Repeat the material in full. Keep every line exactly as it is.

§ Records from a dataset
──────

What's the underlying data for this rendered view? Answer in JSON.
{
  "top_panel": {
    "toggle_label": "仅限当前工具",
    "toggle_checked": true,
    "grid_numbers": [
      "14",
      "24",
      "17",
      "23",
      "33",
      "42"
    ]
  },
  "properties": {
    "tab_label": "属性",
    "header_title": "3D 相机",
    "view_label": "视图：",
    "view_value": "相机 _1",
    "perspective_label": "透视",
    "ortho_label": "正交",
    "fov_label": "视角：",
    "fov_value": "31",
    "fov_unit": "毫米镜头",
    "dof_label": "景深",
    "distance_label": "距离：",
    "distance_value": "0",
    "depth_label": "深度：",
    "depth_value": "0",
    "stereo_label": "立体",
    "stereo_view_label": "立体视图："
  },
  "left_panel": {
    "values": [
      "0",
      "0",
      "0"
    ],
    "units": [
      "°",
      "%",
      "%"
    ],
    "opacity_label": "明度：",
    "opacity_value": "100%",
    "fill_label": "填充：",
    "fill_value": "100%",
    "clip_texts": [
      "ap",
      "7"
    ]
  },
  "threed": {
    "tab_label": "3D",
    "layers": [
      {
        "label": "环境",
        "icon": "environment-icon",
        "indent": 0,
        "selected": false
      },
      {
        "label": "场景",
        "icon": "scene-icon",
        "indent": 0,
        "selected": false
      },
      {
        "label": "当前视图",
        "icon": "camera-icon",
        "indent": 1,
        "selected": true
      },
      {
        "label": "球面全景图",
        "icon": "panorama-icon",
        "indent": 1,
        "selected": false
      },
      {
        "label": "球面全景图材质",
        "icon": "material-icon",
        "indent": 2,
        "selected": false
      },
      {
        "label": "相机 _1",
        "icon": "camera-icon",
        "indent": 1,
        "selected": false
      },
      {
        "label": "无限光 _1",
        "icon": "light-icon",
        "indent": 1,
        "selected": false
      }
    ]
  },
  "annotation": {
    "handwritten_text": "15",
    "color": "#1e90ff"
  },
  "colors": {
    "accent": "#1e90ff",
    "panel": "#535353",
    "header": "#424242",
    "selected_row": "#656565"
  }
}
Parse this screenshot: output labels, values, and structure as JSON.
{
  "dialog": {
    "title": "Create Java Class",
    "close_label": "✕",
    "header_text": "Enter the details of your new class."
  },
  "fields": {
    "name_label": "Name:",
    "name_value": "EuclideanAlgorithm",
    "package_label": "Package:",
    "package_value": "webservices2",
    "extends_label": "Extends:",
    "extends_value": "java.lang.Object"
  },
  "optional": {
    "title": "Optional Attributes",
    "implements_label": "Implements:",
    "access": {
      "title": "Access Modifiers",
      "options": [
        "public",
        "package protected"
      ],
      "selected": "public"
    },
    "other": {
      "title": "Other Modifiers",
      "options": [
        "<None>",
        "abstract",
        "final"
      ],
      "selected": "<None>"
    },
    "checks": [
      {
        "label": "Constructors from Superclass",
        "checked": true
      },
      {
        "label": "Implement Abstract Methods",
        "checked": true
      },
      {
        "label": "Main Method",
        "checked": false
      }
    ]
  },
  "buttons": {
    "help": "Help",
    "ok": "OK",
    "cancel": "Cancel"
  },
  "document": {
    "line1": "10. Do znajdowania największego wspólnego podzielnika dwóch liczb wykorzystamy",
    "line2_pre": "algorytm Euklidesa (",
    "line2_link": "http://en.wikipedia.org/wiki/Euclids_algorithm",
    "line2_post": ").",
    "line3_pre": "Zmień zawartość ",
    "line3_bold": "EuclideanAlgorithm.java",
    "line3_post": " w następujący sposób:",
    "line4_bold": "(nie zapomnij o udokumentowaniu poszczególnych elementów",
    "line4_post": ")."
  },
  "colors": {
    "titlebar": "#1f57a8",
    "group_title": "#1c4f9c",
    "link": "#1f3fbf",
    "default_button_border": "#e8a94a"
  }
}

──────

§ Answer to this problem
What's the underlying data for this rendered view? Answer in JSON.
{
  "top_panel": {
    "toggle_label": "仅限当前工具",
    "toggle_checked": true,
    "grid_numbers": [
      "14",
      "24",
      "17",
      "23",
      "33",
      "42"
    ]
  },
  "properties": {
    "tab_label": "属性",
    "header_title": "3D 相机",
    "view_label": "视图：",
    "view_value": "相机 _1",
    "perspective_label": "透视",
    "ortho_label": "正交",
    "fov_label": "视角：",
    "fov_value": "31",
    "fov_unit": "毫米镜头",
    "dof_label": "景深",
    "distance_label": "距离：",
    "distance_value": "0",
    "depth_label": "深度：",
    "depth_value": "0",
    "stereo_label": "立体",
    "stereo_view_label": "立体视图："
  },
  "left_panel": {
    "values": [
      "0",
      "0",
      "0"
    ],
    "units": [
      "°",
      "%",
      "%"
    ],
    "opacity_label": "明度：",
    "opacity_value": "100%",
    "fill_label": "填充：",
    "fill_value": "100%",
    "clip_texts": [
      "ap",
      "7"
    ]
  },
  "threed": {
    "tab_label": "3D",
    "layers": [
      {
        "label": "环境",
        "icon": "environment-icon",
        "indent": 0,
        "selected": false
      },
      {
        "label": "场景",
        "icon": "scene-icon",
        "indent": 0,
        "selected": false
      },
      {
        "label": "当前视图",
        "icon": "camera-icon",
        "indent": 1,
        "selected": true
      },
      {
        "label": "球面全景图",
        "icon": "panorama-icon",
        "indent": 1,
        "selected": false
      },
      {
        "label": "球面全景图材质",
        "icon": "material-icon",
        "indent": 2,
        "selected": false
      },
      {
        "label": "相机 _1",
        "icon": "camera-icon",
        "indent": 1,
        "selected": false
      },
      {
        "label": "无限光 _1",
        "icon": "light-icon",
        "indent": 1,
        "selected": false
      }
    ]
  },
  "annotation": {
    "handwritten_text": "15",
    "color": "#1e90ff"
  },
  "colors": {
    "accent": "#1e90ff",
    "panel": "#535353",
    "header": "#424242",
    "selected_row": "#656565"
  }
}
Parse this screenshot: output labels, values, and structure as JSON.
{
  "dialog": {
    "title": "Create Java Class",
    "close_label": "✕",
    "header_text": "Enter the details of your new class."
  },
  "fields": {
    "name_label": "Name:",
    "name_value": "EuclideanAlgorithm",
    "package_label": "Package:",
    "package_value": "webservices2",
    "extends_label": "Extends:",
    "extends_value": "java.lang.Object"
  },
  "optional": {
    "title": "Optional Attributes",
    "implements_label": "Implements:",
    "access": {
      "title": "Access Modifiers",
      "options": [
        "public",
        "package protected"
      ],
      "selected": "public"
    },
    "other": {
      "title": "Other Modifiers",
      "options": [
        "<None>",
        "abstract",
        "final"
      ],
      "selected": "<None>"
    },
    "checks": [
      {
        "label": "Constructors from Superclass",
        "checked": true
      },
      {
        "label": "Implement Abstract Methods",
        "checked": true
      },
      {
        "label": "Main Method",
        "checked": false
      }
    ]
  },
  "buttons": {
    "help": "Help",
    "ok": "OK",
    "cancel": "Cancel"
  },
  "document": {
    "line1": "10. Do znajdowania największego wspólnego podzielnika dwóch liczb wykorzystamy",
    "line2_pre": "algorytm Euklidesa (",
    "line2_link": "http://en.wikipedia.org/wiki/Euclids_algorithm",
    "line2_post": ").",
    "line3_pre": "Zmień zawartość ",
    "line3_bold": "EuclideanAlgorithm.java",
    "line3_post": " w następujący sposób:",
    "line4_bold": "(nie zapomnij o udokumentowaniu poszczególnych elementów",
    "line4_post": ")."
  },
  "colors": {
    "titlebar": "#1f57a8",
    "group_title": "#1c4f9c",
    "link": "#1f3fbf",
    "default_button_border": "#e8a94a"
  }
}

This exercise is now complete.